___ MATERIAL FOR THIS TASK

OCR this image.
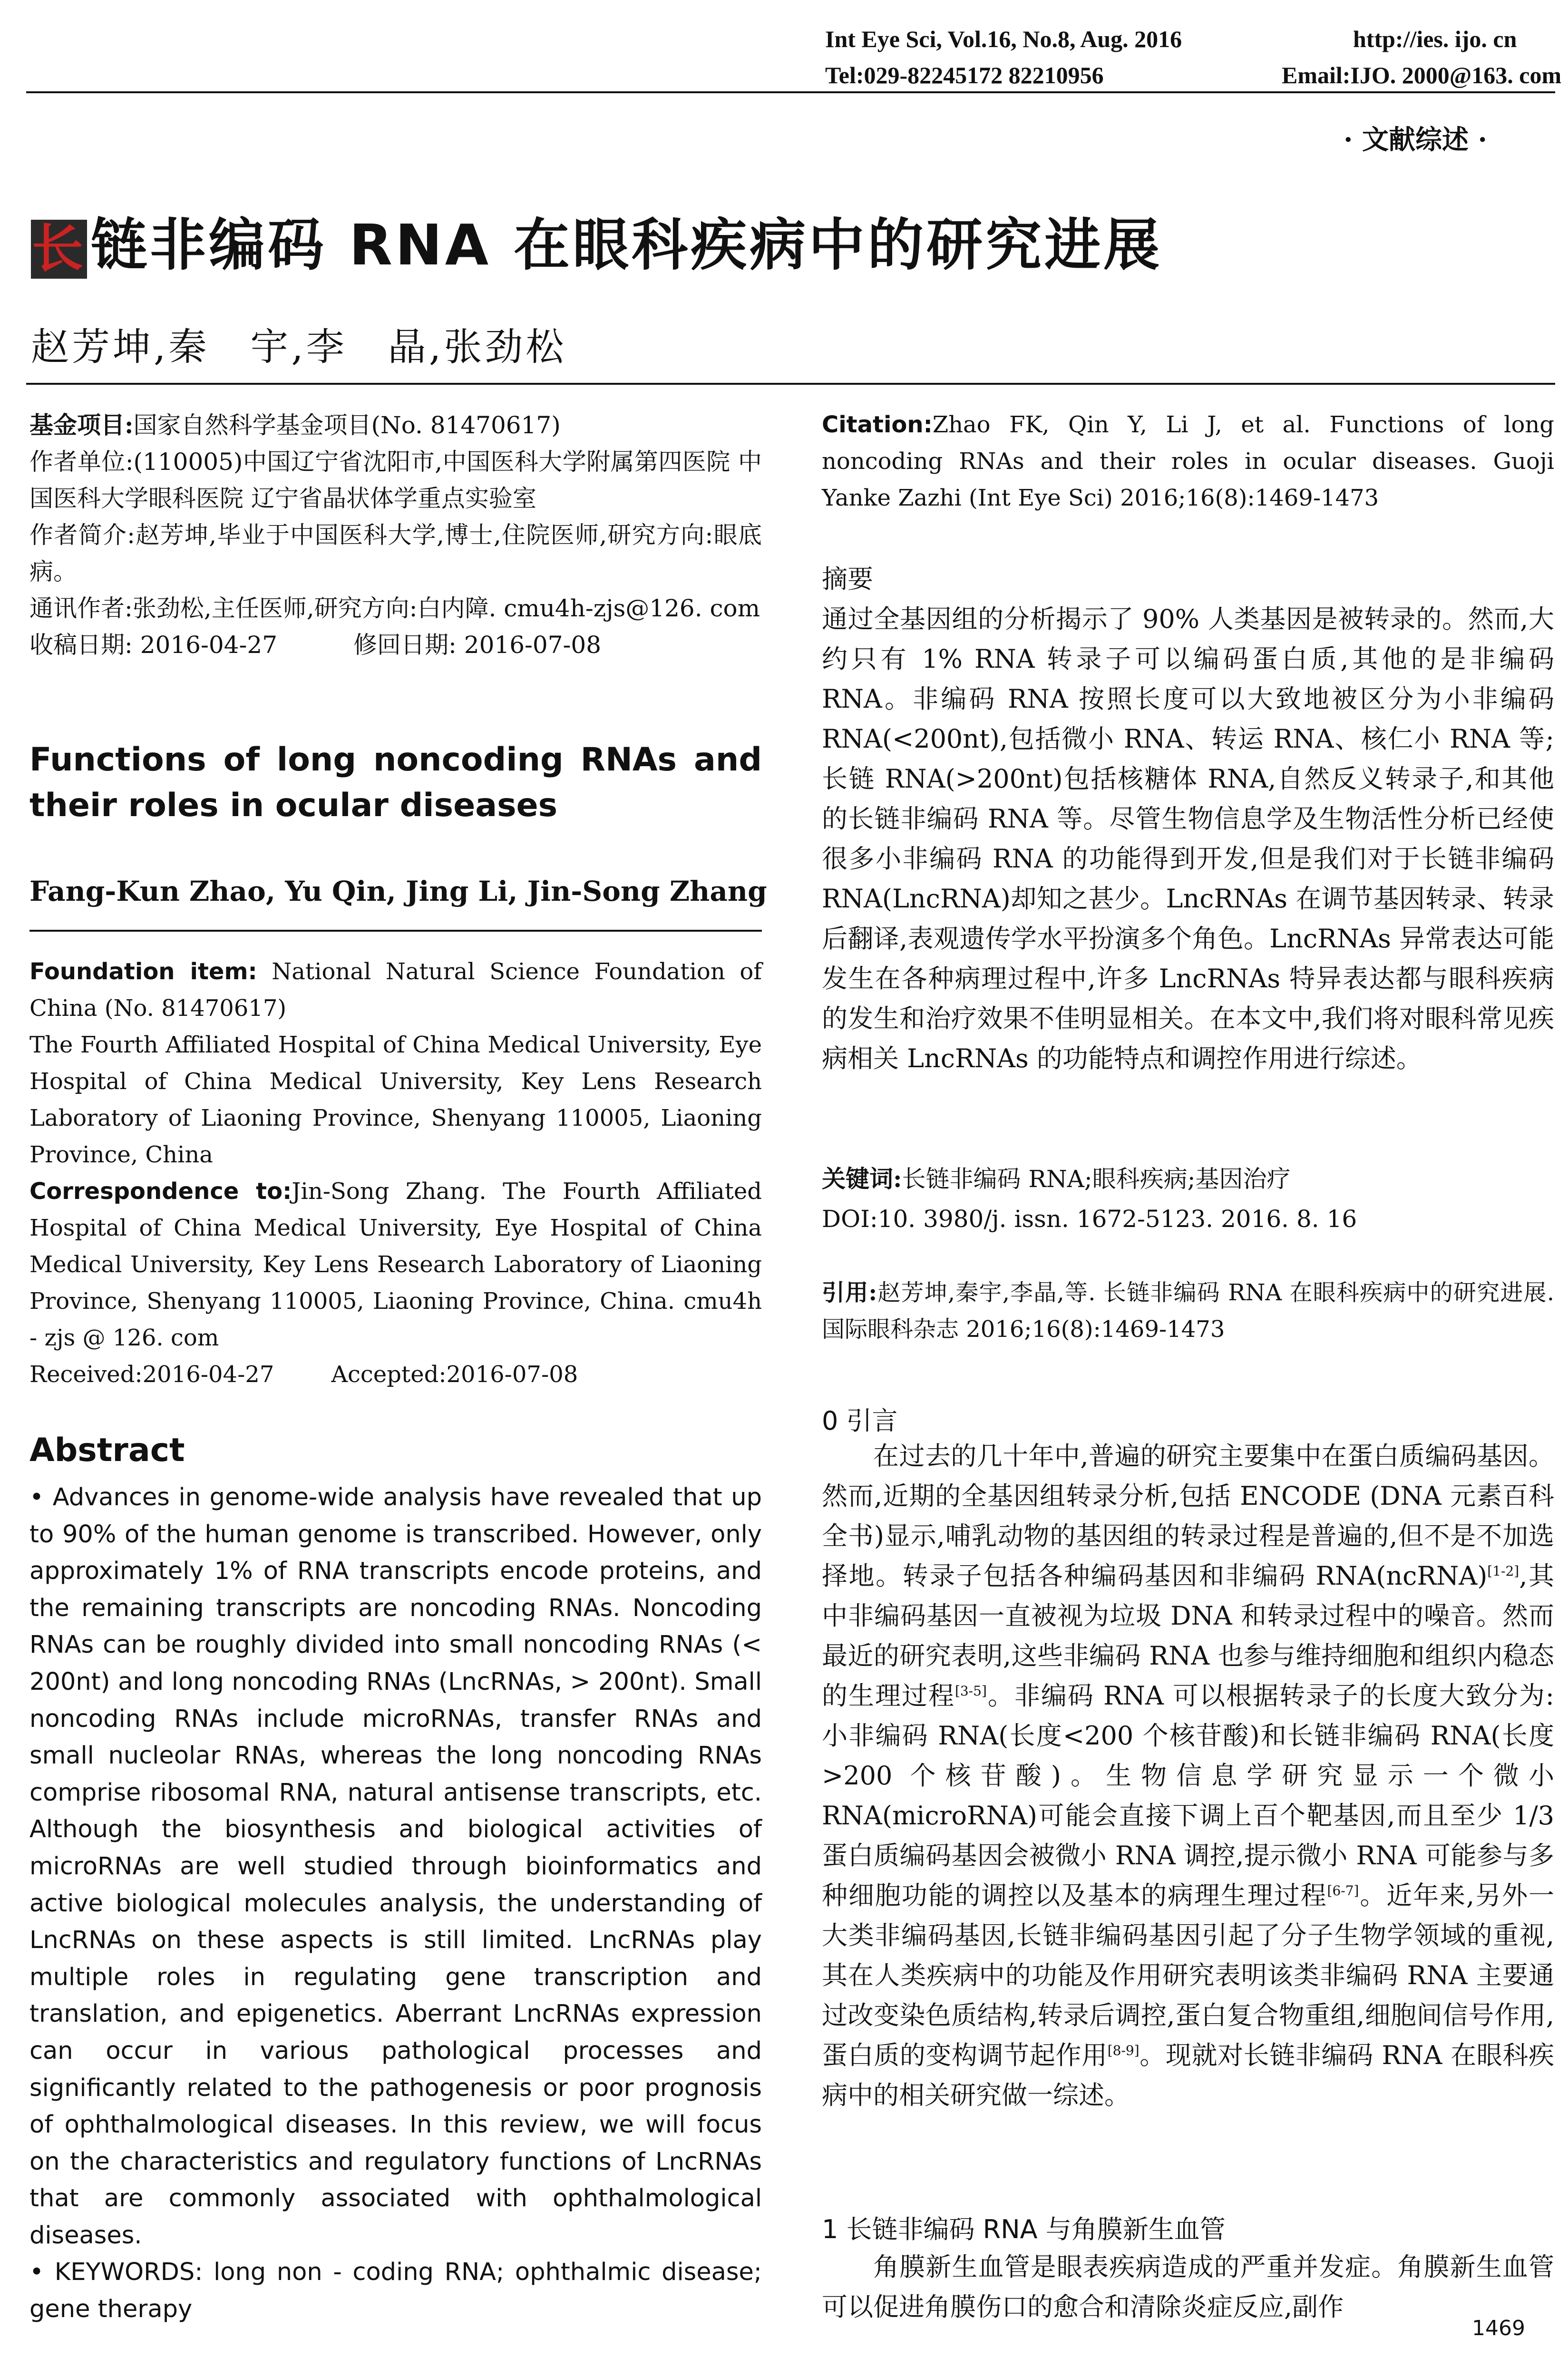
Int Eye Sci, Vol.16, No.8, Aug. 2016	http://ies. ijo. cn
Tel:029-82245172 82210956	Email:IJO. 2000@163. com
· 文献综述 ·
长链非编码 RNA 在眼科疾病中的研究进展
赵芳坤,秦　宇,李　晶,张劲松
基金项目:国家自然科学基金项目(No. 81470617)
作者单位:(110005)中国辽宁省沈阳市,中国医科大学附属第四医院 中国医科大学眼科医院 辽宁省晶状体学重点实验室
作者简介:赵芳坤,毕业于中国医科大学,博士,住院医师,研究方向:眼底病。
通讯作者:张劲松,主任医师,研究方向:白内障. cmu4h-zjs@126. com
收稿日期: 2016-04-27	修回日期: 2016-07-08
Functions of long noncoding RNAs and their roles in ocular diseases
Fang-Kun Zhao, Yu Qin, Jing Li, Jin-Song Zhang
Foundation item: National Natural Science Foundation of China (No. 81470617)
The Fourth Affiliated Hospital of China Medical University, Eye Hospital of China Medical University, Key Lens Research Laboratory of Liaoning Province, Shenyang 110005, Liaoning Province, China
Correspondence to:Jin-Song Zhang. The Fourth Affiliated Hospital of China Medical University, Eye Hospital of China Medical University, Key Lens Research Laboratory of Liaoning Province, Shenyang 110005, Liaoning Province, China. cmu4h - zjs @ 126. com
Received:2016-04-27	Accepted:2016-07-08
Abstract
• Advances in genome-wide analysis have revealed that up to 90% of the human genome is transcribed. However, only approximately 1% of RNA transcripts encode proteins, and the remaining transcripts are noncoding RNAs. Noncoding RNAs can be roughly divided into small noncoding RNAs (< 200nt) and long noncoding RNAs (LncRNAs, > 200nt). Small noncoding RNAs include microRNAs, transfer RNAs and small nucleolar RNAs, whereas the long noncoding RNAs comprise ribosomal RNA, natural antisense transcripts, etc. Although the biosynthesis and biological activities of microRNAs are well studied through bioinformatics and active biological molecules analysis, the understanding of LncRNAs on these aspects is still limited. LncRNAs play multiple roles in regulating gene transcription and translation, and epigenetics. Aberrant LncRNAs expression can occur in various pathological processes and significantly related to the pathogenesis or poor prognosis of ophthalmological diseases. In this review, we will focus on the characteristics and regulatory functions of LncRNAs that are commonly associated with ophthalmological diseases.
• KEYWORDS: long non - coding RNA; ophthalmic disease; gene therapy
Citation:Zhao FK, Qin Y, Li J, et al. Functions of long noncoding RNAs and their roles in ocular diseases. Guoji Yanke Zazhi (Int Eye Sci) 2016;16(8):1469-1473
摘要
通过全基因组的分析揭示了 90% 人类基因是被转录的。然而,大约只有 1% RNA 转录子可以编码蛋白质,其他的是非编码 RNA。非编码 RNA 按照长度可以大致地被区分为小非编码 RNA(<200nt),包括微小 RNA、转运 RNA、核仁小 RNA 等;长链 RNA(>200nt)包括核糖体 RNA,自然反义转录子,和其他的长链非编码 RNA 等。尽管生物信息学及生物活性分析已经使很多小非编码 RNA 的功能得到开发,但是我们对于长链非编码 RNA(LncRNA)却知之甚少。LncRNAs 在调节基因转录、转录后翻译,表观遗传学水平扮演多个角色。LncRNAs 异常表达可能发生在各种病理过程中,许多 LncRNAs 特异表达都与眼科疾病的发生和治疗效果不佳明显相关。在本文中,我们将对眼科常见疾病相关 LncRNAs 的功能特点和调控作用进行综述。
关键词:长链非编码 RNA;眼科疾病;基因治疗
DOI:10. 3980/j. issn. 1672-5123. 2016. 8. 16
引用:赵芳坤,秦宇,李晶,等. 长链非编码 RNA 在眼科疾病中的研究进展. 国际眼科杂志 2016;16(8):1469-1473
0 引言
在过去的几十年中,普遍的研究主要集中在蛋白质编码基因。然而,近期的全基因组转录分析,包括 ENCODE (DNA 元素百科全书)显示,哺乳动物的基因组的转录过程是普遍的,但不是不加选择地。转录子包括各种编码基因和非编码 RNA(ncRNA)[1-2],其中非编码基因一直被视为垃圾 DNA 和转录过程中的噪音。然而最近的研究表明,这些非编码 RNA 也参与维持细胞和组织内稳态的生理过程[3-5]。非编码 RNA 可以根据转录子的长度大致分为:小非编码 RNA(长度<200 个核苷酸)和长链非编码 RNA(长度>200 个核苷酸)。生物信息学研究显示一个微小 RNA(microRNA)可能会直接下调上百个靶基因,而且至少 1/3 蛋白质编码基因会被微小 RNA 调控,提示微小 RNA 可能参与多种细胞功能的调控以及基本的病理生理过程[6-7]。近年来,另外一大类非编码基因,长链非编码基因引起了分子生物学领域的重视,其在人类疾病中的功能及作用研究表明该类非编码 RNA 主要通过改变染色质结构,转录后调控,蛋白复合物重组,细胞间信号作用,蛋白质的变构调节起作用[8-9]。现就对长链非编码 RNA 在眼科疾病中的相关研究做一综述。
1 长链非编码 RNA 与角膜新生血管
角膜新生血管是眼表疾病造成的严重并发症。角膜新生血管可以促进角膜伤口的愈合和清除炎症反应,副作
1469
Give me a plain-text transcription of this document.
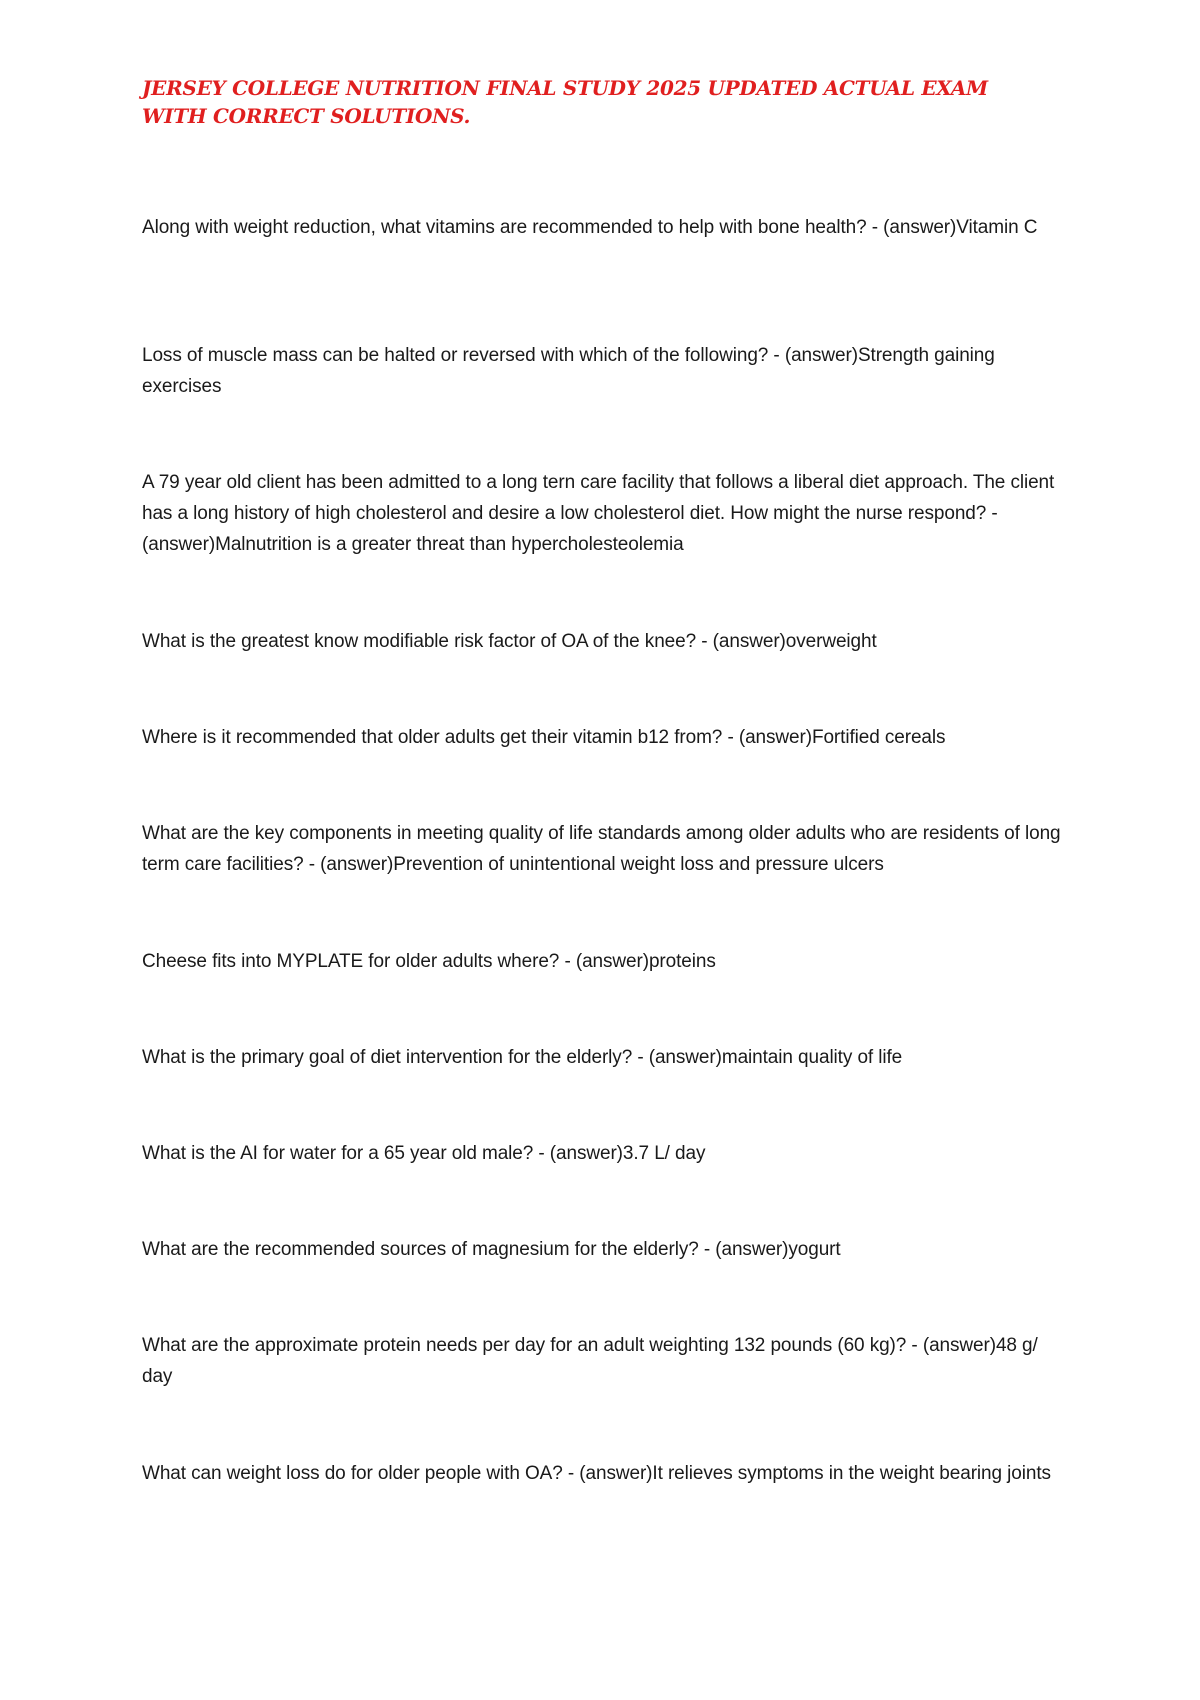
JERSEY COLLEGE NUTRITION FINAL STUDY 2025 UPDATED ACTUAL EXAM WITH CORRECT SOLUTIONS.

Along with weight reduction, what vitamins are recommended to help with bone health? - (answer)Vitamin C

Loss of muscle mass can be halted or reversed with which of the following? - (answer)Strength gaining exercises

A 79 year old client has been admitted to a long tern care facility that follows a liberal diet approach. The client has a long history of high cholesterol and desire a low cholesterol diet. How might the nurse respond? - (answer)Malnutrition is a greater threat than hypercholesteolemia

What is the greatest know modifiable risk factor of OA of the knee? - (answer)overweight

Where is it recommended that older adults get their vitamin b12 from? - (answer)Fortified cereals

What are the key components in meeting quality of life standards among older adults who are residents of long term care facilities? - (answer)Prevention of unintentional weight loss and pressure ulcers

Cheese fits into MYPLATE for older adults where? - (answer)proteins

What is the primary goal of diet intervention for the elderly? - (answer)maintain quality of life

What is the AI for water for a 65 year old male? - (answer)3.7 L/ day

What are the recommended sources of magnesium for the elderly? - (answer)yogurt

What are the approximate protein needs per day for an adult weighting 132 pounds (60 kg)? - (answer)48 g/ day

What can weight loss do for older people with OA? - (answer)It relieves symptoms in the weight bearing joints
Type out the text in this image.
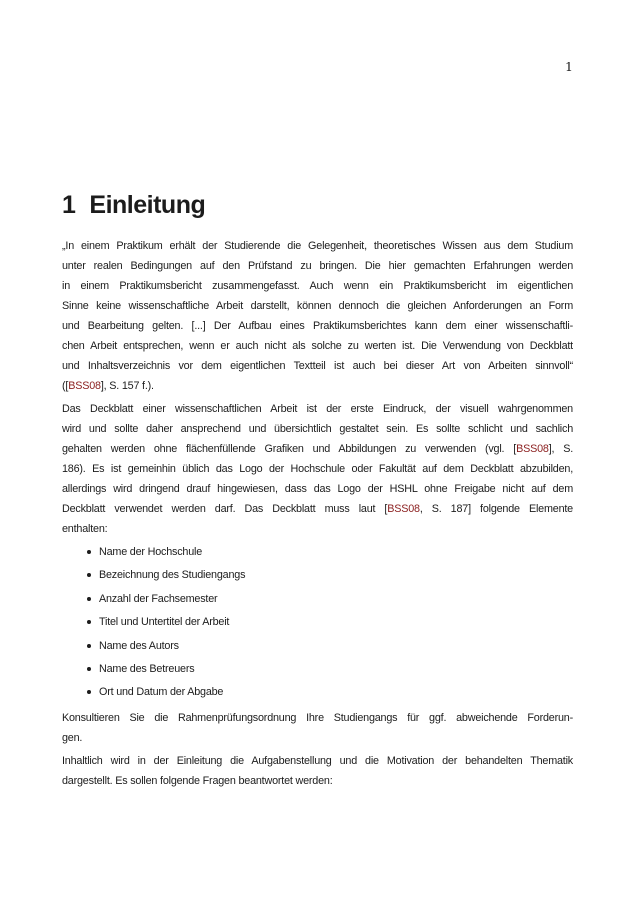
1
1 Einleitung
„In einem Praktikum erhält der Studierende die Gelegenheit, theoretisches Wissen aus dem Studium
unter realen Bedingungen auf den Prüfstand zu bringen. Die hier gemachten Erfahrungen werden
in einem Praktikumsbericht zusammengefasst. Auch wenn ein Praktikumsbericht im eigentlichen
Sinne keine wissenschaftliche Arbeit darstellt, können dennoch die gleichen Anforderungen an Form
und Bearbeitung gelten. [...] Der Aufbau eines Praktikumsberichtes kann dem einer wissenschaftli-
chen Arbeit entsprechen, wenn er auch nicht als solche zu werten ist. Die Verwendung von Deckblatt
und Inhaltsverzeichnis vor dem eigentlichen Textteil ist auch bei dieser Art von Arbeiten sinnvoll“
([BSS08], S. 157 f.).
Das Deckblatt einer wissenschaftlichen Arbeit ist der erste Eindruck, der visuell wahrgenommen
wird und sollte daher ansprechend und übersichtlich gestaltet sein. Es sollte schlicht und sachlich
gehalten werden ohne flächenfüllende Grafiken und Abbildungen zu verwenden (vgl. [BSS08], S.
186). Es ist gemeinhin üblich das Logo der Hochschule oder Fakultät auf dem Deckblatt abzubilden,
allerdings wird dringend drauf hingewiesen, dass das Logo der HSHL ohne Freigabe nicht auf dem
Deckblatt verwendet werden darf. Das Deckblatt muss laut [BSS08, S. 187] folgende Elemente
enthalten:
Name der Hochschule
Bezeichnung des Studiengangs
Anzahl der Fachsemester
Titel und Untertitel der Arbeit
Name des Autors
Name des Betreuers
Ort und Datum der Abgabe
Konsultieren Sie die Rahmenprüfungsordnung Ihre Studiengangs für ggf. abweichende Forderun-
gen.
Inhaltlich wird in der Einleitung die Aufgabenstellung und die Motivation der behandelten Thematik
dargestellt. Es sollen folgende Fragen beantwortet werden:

______

Only the number should be given: how many lines in the data contain the string "older".

4